**Problem to work on**: Write these lines out again, replacing "data-point-label" with "value-label" and changing nothing else. Leave the pictures out.

**Raw data**:
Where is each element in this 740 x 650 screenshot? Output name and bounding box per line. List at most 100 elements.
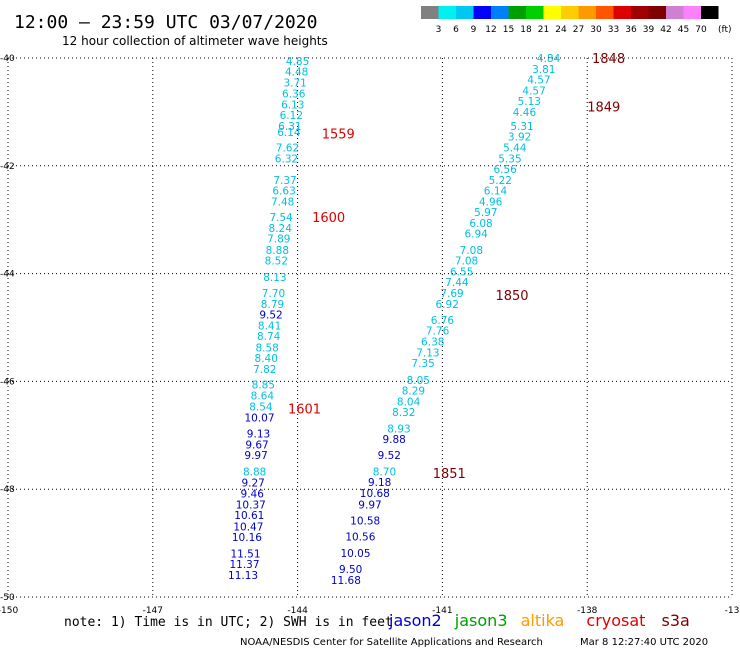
x-tick-label: -144 xyxy=(287,606,308,616)
legend-label: 18 xyxy=(520,25,532,35)
data-point-label: 3.71 xyxy=(283,77,306,89)
data-point-label: 8.04 xyxy=(397,396,421,408)
data-point-label: 8.88 xyxy=(266,245,289,257)
data-point-label: 11.37 xyxy=(229,559,259,571)
data-point-label: 8.13 xyxy=(263,272,286,284)
legend-label: 15 xyxy=(503,25,514,35)
data-point-label: 8.24 xyxy=(269,223,293,235)
data-point-label: 9.18 xyxy=(368,477,391,489)
time-label: 1848 xyxy=(592,52,625,67)
data-point-label: 4.84 xyxy=(537,53,561,65)
data-point-label: 10.05 xyxy=(340,548,370,560)
time-label: 1559 xyxy=(322,127,355,142)
legend-swatch xyxy=(596,6,614,19)
legend-swatch xyxy=(666,6,684,19)
legend-swatch xyxy=(456,6,474,19)
data-point-label: 11.51 xyxy=(230,548,260,560)
data-point-label: 6.63 xyxy=(272,186,295,198)
data-point-label: 8.52 xyxy=(265,256,288,268)
time-label: 1601 xyxy=(288,402,321,417)
data-point-label: 6.14 xyxy=(484,186,508,198)
x-tick-label: -138 xyxy=(577,606,598,616)
legend-swatch xyxy=(491,6,509,19)
data-point-label: 7.44 xyxy=(445,277,469,289)
data-point-label: 7.13 xyxy=(416,347,439,359)
chart-title: 12:00 — 23:59 UTC 03/07/2020 xyxy=(14,12,317,33)
legend-label: 42 xyxy=(660,25,671,35)
data-point-label: 8.05 xyxy=(407,375,430,387)
legend-swatch xyxy=(543,6,561,19)
data-point-label: 8.41 xyxy=(258,320,281,332)
satellite-name: jason3 xyxy=(454,611,508,630)
data-point-label: 8.88 xyxy=(243,466,266,478)
legend-label: 27 xyxy=(573,25,584,35)
footer-timestamp: Mar 8 12:27:40 UTC 2020 xyxy=(580,637,708,648)
legend-label: 21 xyxy=(538,25,549,35)
data-point-label: 6.94 xyxy=(464,229,488,241)
time-label: 1600 xyxy=(312,211,345,226)
data-point-label: 8.40 xyxy=(255,353,278,365)
x-tick-label: -13 xyxy=(725,606,740,616)
data-point-label: 9.88 xyxy=(382,434,405,446)
legend-label: 3 xyxy=(436,25,442,35)
data-point-label: 6.76 xyxy=(431,315,455,327)
data-point-label: 7.48 xyxy=(271,196,294,208)
legend-label: 45 xyxy=(678,25,689,35)
data-point-label: 10.37 xyxy=(236,499,266,511)
plot-area: -150 -147 -144 -141 -138 -13 -40 -42 -44 -46 -48 -5… xyxy=(0,52,739,616)
satellite-name: altika xyxy=(521,611,565,630)
data-point-label: 6.12 xyxy=(280,110,303,122)
data-point-label: 9.50 xyxy=(339,564,362,576)
data-point-label: 3.92 xyxy=(508,132,531,144)
data-point-label: 10.58 xyxy=(350,515,380,527)
legend-label: 6 xyxy=(453,25,459,35)
data-point-label: 5.97 xyxy=(474,207,497,219)
data-point-label: 6.56 xyxy=(493,164,517,176)
data-point-label: 10.07 xyxy=(244,413,274,425)
data-point-label: 8.58 xyxy=(255,342,278,354)
y-tick-label: -46 xyxy=(0,377,15,387)
data-point-label: 4.57 xyxy=(527,75,550,87)
legend-swatch xyxy=(438,6,456,19)
data-point-label: 4.46 xyxy=(513,107,537,119)
data-point-label: 8.93 xyxy=(387,423,410,435)
y-tick-label: -42 xyxy=(0,162,15,172)
y-tick-label: -48 xyxy=(0,485,15,495)
data-point-label: 7.35 xyxy=(411,358,434,370)
legend-swatch xyxy=(683,6,701,19)
legend-label: 36 xyxy=(625,25,637,35)
data-point-label: 9.27 xyxy=(241,478,264,490)
legend-label: 33 xyxy=(608,25,619,35)
chart-subtitle: 12 hour collection of altimeter wave hei… xyxy=(62,34,328,48)
legend-swatch xyxy=(648,6,666,19)
data-point-label: 5.31 xyxy=(510,121,533,133)
legend-label: 30 xyxy=(590,25,602,35)
data-point-label: 5.13 xyxy=(518,96,541,108)
data-point-label: 6.32 xyxy=(275,153,298,165)
color-legend: 3 6 9 12 15 18 21 24 27 30 33 36 39 42 45 70 xyxy=(421,6,719,35)
data-point-label: 7.69 xyxy=(440,288,463,300)
data-point-label: 4.48 xyxy=(285,66,308,78)
time-label: 1850 xyxy=(495,289,528,304)
data-point-label: 6.14 xyxy=(277,127,301,139)
data-point-label: 5.22 xyxy=(489,175,512,187)
legend-swatch xyxy=(701,6,719,19)
data-point-label: 6.13 xyxy=(281,99,304,111)
data-point-label: 6.31 xyxy=(278,121,301,133)
data-point-label: 10.16 xyxy=(232,532,262,544)
legend-swatch xyxy=(631,6,649,19)
x-tick-label: -150 xyxy=(0,606,18,616)
data-point-label: 10.47 xyxy=(233,521,263,533)
data-point-label: 7.08 xyxy=(460,245,483,257)
legend-swatch xyxy=(508,6,526,19)
satellite-name: jason2 xyxy=(388,611,442,630)
data-point-label: 8.85 xyxy=(252,380,275,392)
data-point-label: 7.82 xyxy=(253,364,276,376)
data-point-label: 10.68 xyxy=(360,488,390,500)
data-point-label: 11.13 xyxy=(228,570,258,582)
data-point-label: 8.70 xyxy=(373,466,396,478)
legend-swatch xyxy=(613,6,631,19)
data-point-label: 9.97 xyxy=(358,499,381,511)
data-point-label: 7.76 xyxy=(426,326,450,338)
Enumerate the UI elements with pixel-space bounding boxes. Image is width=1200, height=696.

**Solution to this task**:
Where is each element in this 740 x 650 screenshot? Output name and bounding box per line. List at most 100 elements.
x-tick-label: -144 xyxy=(287,606,308,616)
legend-label: 18 xyxy=(520,25,532,35)
value-label: 3.71 xyxy=(283,77,306,89)
value-label: 8.04 xyxy=(397,396,421,408)
value-label: 8.88 xyxy=(266,245,289,257)
value-label: 11.37 xyxy=(229,559,259,571)
value-label: 8.13 xyxy=(263,272,286,284)
legend-label: 15 xyxy=(503,25,514,35)
value-label: 8.24 xyxy=(269,223,293,235)
value-label: 9.18 xyxy=(368,477,391,489)
time-label: 1848 xyxy=(592,52,625,67)
value-label: 4.84 xyxy=(537,53,561,65)
value-label: 10.05 xyxy=(340,548,370,560)
time-label: 1559 xyxy=(322,127,355,142)
legend-swatch xyxy=(596,6,614,19)
legend-swatch xyxy=(666,6,684,19)
legend-swatch xyxy=(456,6,474,19)
value-label: 11.51 xyxy=(230,548,260,560)
value-label: 6.63 xyxy=(272,186,295,198)
value-label: 8.52 xyxy=(265,256,288,268)
time-label: 1601 xyxy=(288,402,321,417)
value-label: 6.14 xyxy=(484,186,508,198)
x-tick-label: -138 xyxy=(577,606,598,616)
legend-swatch xyxy=(491,6,509,19)
value-label: 7.44 xyxy=(445,277,469,289)
value-label: 7.13 xyxy=(416,347,439,359)
chart-title: 12:00 — 23:59 UTC 03/07/2020 xyxy=(14,12,317,33)
legend-label: 42 xyxy=(660,25,671,35)
value-label: 8.05 xyxy=(407,375,430,387)
legend-swatch xyxy=(543,6,561,19)
value-label: 8.41 xyxy=(258,320,281,332)
satellite-name: jason3 xyxy=(454,611,508,630)
value-label: 8.88 xyxy=(243,466,266,478)
legend-label: 27 xyxy=(573,25,584,35)
footer-timestamp: Mar 8 12:27:40 UTC 2020 xyxy=(580,637,708,648)
legend-label: 21 xyxy=(538,25,549,35)
value-label: 6.94 xyxy=(464,229,488,241)
time-label: 1600 xyxy=(312,211,345,226)
value-label: 8.40 xyxy=(255,353,278,365)
x-tick-label: -13 xyxy=(725,606,740,616)
value-label: 9.88 xyxy=(382,434,405,446)
legend-label: 3 xyxy=(436,25,442,35)
value-label: 6.76 xyxy=(431,315,455,327)
value-label: 7.48 xyxy=(271,196,294,208)
legend-label: 45 xyxy=(678,25,689,35)
value-label: 10.37 xyxy=(236,499,266,511)
plot-area: -150 -147 -144 -141 -138 -13 -40 -42 -44 -46 -48 -5… xyxy=(0,52,739,616)
satellite-name: altika xyxy=(521,611,565,630)
value-label: 6.12 xyxy=(280,110,303,122)
value-label: 9.50 xyxy=(339,564,362,576)
value-label: 3.92 xyxy=(508,132,531,144)
value-label: 10.58 xyxy=(350,515,380,527)
legend-label: 6 xyxy=(453,25,459,35)
value-label: 5.97 xyxy=(474,207,497,219)
value-label: 6.56 xyxy=(493,164,517,176)
value-label: 10.07 xyxy=(244,413,274,425)
value-label: 8.58 xyxy=(255,342,278,354)
y-tick-label: -46 xyxy=(0,377,15,387)
value-label: 4.57 xyxy=(527,75,550,87)
legend-swatch xyxy=(438,6,456,19)
value-label: 4.46 xyxy=(513,107,537,119)
value-label: 8.93 xyxy=(387,423,410,435)
y-tick-label: -42 xyxy=(0,162,15,172)
y-tick-label: -48 xyxy=(0,485,15,495)
value-label: 7.35 xyxy=(411,358,434,370)
legend-swatch xyxy=(683,6,701,19)
legend-label: 36 xyxy=(625,25,637,35)
value-label: 9.27 xyxy=(241,478,264,490)
legend-label: 33 xyxy=(608,25,619,35)
chart-subtitle: 12 hour collection of altimeter wave hei… xyxy=(62,34,328,48)
legend-swatch xyxy=(648,6,666,19)
value-label: 5.31 xyxy=(510,121,533,133)
legend-label: 30 xyxy=(590,25,602,35)
value-label: 5.13 xyxy=(518,96,541,108)
value-label: 6.32 xyxy=(275,153,298,165)
color-legend: 3 6 9 12 15 18 21 24 27 30 33 36 39 42 45 70 xyxy=(421,6,719,35)
value-label: 7.69 xyxy=(440,288,463,300)
value-label: 4.48 xyxy=(285,66,308,78)
time-label: 1850 xyxy=(495,289,528,304)
value-label: 6.14 xyxy=(277,127,301,139)
value-label: 5.22 xyxy=(489,175,512,187)
legend-swatch xyxy=(701,6,719,19)
value-label: 6.13 xyxy=(281,99,304,111)
value-label: 6.31 xyxy=(278,121,301,133)
value-label: 10.16 xyxy=(232,532,262,544)
legend-swatch xyxy=(631,6,649,19)
x-tick-label: -150 xyxy=(0,606,18,616)
value-label: 10.47 xyxy=(233,521,263,533)
value-label: 7.08 xyxy=(460,245,483,257)
legend-swatch xyxy=(508,6,526,19)
satellite-name: jason2 xyxy=(388,611,442,630)
value-label: 8.85 xyxy=(252,380,275,392)
value-label: 7.82 xyxy=(253,364,276,376)
value-label: 10.68 xyxy=(360,488,390,500)
value-label: 11.13 xyxy=(228,570,258,582)
value-label: 8.70 xyxy=(373,466,396,478)
legend-swatch xyxy=(613,6,631,19)
value-label: 9.97 xyxy=(358,499,381,511)
value-label: 7.76 xyxy=(426,326,450,338)
Enumerate the UI elements with pixel-space bounding boxes. Image is width=1200, height=696.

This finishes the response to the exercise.